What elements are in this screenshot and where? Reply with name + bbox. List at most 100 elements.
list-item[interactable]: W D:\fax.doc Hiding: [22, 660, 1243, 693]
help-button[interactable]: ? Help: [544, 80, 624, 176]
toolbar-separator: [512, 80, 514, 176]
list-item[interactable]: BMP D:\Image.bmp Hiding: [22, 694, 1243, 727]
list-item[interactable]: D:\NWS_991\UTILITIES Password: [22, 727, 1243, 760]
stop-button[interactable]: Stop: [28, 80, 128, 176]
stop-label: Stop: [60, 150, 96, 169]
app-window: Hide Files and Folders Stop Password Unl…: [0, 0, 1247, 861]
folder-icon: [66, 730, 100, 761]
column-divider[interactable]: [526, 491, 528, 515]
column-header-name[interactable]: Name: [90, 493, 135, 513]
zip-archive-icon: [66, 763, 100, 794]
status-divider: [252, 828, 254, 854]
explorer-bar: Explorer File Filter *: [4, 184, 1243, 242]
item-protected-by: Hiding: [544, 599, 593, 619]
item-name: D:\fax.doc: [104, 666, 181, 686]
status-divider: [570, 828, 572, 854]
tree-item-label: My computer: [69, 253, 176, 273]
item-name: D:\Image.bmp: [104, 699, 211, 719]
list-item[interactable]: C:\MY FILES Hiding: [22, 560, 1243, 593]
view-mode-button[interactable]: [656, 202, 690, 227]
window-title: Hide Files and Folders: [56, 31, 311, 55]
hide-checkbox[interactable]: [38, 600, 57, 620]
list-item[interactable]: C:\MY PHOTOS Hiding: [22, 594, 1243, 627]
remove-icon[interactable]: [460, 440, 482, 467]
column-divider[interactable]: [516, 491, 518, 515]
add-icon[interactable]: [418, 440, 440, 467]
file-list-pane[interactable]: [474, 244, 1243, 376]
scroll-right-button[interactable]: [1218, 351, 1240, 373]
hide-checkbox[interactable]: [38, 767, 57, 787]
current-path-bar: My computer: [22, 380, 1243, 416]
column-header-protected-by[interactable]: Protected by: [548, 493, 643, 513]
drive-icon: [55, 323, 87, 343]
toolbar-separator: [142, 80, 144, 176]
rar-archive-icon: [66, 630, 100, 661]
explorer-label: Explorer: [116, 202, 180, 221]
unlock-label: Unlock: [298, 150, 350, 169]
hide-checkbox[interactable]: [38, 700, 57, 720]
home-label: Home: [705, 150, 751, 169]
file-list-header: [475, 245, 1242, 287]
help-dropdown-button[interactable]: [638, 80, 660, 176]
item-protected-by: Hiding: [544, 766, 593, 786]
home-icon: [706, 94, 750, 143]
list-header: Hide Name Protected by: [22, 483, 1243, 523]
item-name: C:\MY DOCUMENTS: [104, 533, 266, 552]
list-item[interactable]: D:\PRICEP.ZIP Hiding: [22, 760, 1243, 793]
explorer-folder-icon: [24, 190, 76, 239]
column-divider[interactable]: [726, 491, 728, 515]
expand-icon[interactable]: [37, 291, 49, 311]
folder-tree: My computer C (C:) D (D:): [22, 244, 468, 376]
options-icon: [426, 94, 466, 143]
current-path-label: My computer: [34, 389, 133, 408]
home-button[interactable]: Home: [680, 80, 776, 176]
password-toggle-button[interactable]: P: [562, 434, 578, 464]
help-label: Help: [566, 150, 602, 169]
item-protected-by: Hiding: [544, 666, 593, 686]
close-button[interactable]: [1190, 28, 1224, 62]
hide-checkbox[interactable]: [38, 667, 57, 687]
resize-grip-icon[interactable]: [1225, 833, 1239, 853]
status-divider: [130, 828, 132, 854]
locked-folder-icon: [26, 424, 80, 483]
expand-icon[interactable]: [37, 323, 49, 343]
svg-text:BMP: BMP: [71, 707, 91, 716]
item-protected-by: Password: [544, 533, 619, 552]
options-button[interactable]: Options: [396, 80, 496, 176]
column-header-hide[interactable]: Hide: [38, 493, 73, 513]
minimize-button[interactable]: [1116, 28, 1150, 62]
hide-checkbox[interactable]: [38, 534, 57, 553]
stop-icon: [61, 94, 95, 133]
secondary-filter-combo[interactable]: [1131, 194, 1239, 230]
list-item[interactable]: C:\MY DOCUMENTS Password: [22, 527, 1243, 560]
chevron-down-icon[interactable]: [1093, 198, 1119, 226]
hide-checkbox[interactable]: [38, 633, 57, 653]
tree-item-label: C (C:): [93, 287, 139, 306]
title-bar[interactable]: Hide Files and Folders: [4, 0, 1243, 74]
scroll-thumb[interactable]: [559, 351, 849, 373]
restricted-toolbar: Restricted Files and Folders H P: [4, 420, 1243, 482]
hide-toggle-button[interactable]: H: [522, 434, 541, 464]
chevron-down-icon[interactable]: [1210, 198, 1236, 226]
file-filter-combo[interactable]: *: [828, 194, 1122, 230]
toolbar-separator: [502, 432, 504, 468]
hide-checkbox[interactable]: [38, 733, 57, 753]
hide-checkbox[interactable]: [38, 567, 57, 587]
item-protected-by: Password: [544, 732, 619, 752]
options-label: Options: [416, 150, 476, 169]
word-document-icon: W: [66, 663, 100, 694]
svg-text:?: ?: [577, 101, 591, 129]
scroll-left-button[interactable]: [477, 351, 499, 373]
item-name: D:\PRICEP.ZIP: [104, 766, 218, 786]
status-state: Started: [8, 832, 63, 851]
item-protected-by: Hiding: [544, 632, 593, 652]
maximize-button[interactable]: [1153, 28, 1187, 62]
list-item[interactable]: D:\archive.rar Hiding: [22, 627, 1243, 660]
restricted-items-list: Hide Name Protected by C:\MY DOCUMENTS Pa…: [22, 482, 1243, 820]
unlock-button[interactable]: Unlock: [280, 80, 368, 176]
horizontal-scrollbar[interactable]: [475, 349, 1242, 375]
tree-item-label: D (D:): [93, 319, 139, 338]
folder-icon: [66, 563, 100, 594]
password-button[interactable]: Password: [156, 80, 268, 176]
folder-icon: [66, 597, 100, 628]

====================

Rewrite the records from their start through the line that contains "column-divider[interactable]: [526, 491, 528, 515]", substituting "Hidden" for "Hiding" and changing nothing else.

• COMPLETE RESPONSE:
What elements are in this screenshot and where? Reply with name + bbox. List at most 100 elements.
list-item[interactable]: W D:\fax.doc Hidden: [22, 660, 1243, 693]
help-button[interactable]: ? Help: [544, 80, 624, 176]
toolbar-separator: [512, 80, 514, 176]
list-item[interactable]: BMP D:\Image.bmp Hidden: [22, 694, 1243, 727]
list-item[interactable]: D:\NWS_991\UTILITIES Password: [22, 727, 1243, 760]
stop-button[interactable]: Stop: [28, 80, 128, 176]
stop-label: Stop: [60, 150, 96, 169]
app-window: Hide Files and Folders Stop Password Unl…: [0, 0, 1247, 861]
folder-icon: [66, 730, 100, 761]
column-divider[interactable]: [526, 491, 528, 515]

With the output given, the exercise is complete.